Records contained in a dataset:
^^^^
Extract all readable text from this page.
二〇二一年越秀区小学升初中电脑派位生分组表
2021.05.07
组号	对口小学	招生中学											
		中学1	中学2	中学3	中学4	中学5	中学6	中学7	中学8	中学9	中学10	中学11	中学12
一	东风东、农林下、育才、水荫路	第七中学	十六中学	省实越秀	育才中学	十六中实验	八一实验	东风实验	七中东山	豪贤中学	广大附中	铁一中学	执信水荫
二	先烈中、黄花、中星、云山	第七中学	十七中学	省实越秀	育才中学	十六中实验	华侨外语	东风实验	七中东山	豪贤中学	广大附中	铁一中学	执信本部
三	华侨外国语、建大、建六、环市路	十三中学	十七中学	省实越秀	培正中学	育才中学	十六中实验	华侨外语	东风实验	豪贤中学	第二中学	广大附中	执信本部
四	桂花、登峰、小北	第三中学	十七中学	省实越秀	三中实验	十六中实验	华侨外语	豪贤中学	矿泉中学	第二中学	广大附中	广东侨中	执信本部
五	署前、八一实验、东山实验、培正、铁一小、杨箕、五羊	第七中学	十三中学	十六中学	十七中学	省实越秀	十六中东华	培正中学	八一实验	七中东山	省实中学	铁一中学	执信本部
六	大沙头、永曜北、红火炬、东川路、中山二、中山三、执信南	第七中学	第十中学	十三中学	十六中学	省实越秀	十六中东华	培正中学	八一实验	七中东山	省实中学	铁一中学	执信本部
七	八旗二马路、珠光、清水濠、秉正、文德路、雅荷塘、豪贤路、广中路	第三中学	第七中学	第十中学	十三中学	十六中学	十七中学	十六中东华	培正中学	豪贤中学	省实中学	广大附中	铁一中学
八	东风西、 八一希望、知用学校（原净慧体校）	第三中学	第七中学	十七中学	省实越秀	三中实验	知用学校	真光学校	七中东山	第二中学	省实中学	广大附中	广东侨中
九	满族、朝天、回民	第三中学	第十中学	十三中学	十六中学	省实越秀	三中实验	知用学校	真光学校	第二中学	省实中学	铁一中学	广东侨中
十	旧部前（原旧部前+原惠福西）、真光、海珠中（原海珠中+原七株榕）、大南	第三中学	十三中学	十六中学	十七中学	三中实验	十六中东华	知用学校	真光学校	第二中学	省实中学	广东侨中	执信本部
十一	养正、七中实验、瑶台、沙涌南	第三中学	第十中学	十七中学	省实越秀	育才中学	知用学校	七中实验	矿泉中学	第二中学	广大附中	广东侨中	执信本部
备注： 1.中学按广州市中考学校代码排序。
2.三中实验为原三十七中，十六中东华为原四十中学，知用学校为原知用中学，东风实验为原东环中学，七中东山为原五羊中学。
^^^^
## [INSTRUCTIONS FOR THE TASK]
Give an exact repetition of all the material.

## [ANSWER TO THE TASK]
Extract all readable text from this page.
二〇二一年越秀区小学升初中电脑派位生分组表
2021.05.07
组号	对口小学	招生中学											
		中学1	中学2	中学3	中学4	中学5	中学6	中学7	中学8	中学9	中学10	中学11	中学12
一	东风东、农林下、育才、水荫路	第七中学	十六中学	省实越秀	育才中学	十六中实验	八一实验	东风实验	七中东山	豪贤中学	广大附中	铁一中学	执信水荫
二	先烈中、黄花、中星、云山	第七中学	十七中学	省实越秀	育才中学	十六中实验	华侨外语	东风实验	七中东山	豪贤中学	广大附中	铁一中学	执信本部
三	华侨外国语、建大、建六、环市路	十三中学	十七中学	省实越秀	培正中学	育才中学	十六中实验	华侨外语	东风实验	豪贤中学	第二中学	广大附中	执信本部
四	桂花、登峰、小北	第三中学	十七中学	省实越秀	三中实验	十六中实验	华侨外语	豪贤中学	矿泉中学	第二中学	广大附中	广东侨中	执信本部
五	署前、八一实验、东山实验、培正、铁一小、杨箕、五羊	第七中学	十三中学	十六中学	十七中学	省实越秀	十六中东华	培正中学	八一实验	七中东山	省实中学	铁一中学	执信本部
六	大沙头、永曜北、红火炬、东川路、中山二、中山三、执信南	第七中学	第十中学	十三中学	十六中学	省实越秀	十六中东华	培正中学	八一实验	七中东山	省实中学	铁一中学	执信本部
七	八旗二马路、珠光、清水濠、秉正、文德路、雅荷塘、豪贤路、广中路	第三中学	第七中学	第十中学	十三中学	十六中学	十七中学	十六中东华	培正中学	豪贤中学	省实中学	广大附中	铁一中学
八	东风西、 八一希望、知用学校（原净慧体校）	第三中学	第七中学	十七中学	省实越秀	三中实验	知用学校	真光学校	七中东山	第二中学	省实中学	广大附中	广东侨中
九	满族、朝天、回民	第三中学	第十中学	十三中学	十六中学	省实越秀	三中实验	知用学校	真光学校	第二中学	省实中学	铁一中学	广东侨中
十	旧部前（原旧部前+原惠福西）、真光、海珠中（原海珠中+原七株榕）、大南	第三中学	十三中学	十六中学	十七中学	三中实验	十六中东华	知用学校	真光学校	第二中学	省实中学	广东侨中	执信本部
十一	养正、七中实验、瑶台、沙涌南	第三中学	第十中学	十七中学	省实越秀	育才中学	知用学校	七中实验	矿泉中学	第二中学	广大附中	广东侨中	执信本部
备注： 1.中学按广州市中考学校代码排序。
2.三中实验为原三十七中，十六中东华为原四十中学，知用学校为原知用中学，东风实验为原东环中学，七中东山为原五羊中学。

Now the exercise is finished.